SUPPLIED DATA

>> BEGIN

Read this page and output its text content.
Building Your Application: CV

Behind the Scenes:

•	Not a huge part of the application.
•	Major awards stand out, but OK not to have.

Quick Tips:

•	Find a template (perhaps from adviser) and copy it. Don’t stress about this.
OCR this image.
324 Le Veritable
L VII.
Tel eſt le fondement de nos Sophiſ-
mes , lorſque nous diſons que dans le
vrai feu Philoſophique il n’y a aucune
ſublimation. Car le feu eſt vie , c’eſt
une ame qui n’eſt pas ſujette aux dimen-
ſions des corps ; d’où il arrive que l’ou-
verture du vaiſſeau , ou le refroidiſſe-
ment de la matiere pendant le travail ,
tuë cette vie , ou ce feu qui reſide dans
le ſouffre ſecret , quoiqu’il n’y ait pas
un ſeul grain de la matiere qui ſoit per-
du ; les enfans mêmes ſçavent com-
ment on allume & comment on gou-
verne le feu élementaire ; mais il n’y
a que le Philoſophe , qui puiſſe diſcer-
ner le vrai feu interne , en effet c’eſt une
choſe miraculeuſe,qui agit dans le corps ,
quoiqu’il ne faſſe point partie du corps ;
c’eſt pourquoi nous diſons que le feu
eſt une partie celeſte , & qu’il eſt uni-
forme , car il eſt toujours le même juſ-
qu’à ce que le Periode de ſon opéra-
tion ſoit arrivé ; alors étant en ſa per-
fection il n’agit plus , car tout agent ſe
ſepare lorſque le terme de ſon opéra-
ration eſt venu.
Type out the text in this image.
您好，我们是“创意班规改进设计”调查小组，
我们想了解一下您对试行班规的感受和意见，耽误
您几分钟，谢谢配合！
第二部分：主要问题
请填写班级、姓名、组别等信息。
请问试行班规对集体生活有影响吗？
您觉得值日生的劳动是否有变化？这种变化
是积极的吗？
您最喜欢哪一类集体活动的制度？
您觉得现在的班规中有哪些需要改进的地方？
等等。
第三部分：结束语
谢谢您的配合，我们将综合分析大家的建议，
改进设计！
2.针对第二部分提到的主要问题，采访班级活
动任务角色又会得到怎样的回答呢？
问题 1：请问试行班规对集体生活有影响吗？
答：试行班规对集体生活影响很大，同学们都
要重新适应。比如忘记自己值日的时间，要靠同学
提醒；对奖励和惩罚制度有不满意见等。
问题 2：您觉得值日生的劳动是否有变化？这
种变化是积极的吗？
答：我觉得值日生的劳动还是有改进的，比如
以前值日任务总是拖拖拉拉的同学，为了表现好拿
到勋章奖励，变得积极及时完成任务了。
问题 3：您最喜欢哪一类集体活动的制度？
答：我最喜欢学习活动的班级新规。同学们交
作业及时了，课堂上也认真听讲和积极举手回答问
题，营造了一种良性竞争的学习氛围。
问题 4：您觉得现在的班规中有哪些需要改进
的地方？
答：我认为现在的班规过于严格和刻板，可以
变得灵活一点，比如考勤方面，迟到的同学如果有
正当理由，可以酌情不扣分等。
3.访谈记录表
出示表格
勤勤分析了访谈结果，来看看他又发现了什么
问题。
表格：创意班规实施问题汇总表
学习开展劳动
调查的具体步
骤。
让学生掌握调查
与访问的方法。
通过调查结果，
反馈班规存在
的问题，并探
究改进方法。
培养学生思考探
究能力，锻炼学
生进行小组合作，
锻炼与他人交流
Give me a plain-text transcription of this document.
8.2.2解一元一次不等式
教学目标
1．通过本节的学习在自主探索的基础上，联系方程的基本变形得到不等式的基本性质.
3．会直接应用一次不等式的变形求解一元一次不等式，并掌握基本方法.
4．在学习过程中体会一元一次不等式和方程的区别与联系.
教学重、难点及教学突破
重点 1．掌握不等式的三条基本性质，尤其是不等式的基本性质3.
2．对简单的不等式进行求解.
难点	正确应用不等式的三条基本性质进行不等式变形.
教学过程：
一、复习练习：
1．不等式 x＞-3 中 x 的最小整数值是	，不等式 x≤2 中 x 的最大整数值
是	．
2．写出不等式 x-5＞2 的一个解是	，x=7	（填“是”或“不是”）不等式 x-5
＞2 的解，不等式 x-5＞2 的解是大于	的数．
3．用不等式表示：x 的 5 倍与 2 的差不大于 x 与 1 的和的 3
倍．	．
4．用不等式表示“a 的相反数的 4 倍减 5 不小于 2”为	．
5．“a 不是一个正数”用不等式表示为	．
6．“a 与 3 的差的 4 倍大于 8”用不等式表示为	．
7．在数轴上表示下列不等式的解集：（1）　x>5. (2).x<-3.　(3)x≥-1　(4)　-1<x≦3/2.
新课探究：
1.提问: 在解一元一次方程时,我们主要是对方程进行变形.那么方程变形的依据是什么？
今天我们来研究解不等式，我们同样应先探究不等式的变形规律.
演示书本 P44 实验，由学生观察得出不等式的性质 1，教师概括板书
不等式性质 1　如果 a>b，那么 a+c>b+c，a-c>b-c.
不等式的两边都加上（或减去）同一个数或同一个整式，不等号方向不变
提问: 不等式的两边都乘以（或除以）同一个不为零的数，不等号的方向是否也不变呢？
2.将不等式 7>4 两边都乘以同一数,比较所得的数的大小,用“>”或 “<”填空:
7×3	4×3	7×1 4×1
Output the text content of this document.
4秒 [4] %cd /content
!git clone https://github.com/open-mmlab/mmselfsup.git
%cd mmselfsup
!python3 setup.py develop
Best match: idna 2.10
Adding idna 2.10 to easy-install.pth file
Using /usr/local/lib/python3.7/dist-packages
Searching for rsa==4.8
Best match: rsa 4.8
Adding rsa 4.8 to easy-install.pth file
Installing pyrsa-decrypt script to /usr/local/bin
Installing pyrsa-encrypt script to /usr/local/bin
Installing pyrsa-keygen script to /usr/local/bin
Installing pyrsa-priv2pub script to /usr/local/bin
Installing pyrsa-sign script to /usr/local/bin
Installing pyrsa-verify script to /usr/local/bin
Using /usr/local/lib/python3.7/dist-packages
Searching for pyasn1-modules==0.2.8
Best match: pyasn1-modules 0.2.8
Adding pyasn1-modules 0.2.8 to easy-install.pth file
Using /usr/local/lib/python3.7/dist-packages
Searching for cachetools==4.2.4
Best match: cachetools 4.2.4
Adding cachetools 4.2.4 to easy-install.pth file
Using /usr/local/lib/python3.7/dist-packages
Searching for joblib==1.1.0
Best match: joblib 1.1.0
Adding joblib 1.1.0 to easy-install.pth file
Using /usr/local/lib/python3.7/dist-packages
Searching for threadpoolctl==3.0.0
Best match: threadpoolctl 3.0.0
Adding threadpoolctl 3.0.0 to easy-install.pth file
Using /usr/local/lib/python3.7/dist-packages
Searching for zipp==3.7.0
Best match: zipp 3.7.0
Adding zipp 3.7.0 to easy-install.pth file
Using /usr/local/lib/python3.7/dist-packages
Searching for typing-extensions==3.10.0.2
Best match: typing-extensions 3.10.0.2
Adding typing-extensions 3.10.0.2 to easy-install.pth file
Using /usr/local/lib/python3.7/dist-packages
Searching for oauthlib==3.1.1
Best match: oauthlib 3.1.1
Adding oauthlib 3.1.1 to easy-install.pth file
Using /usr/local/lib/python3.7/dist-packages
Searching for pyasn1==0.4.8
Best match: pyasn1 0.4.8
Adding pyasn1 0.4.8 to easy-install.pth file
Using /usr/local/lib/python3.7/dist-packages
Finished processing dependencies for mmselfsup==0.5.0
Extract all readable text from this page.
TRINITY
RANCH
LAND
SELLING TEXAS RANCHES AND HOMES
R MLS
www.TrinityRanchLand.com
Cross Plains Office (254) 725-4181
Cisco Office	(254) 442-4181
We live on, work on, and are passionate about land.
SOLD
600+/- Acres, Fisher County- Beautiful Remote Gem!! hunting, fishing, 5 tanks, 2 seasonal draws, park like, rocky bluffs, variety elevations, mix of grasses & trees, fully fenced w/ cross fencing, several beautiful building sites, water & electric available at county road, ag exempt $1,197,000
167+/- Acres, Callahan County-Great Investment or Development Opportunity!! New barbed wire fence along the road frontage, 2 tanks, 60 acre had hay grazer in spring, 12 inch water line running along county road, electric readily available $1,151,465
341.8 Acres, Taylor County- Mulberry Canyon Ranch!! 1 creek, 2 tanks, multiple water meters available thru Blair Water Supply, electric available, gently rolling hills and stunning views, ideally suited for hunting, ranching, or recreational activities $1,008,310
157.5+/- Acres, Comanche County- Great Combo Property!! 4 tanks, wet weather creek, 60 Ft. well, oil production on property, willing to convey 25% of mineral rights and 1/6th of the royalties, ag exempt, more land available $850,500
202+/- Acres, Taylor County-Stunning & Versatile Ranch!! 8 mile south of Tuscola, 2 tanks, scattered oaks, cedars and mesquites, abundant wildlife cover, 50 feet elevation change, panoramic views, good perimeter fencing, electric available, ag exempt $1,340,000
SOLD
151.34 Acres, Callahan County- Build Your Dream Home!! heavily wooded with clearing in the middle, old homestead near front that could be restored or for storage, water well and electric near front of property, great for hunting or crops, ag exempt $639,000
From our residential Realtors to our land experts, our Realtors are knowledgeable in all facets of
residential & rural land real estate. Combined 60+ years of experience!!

>> END

Look through the lines above and collect those with the word "您觉得值日生的劳动是否有变化".

WRITTEN ANSWER
您觉得值日生的劳动是否有变化？这种变化
问题 2：您觉得值日生的劳动是否有变化？这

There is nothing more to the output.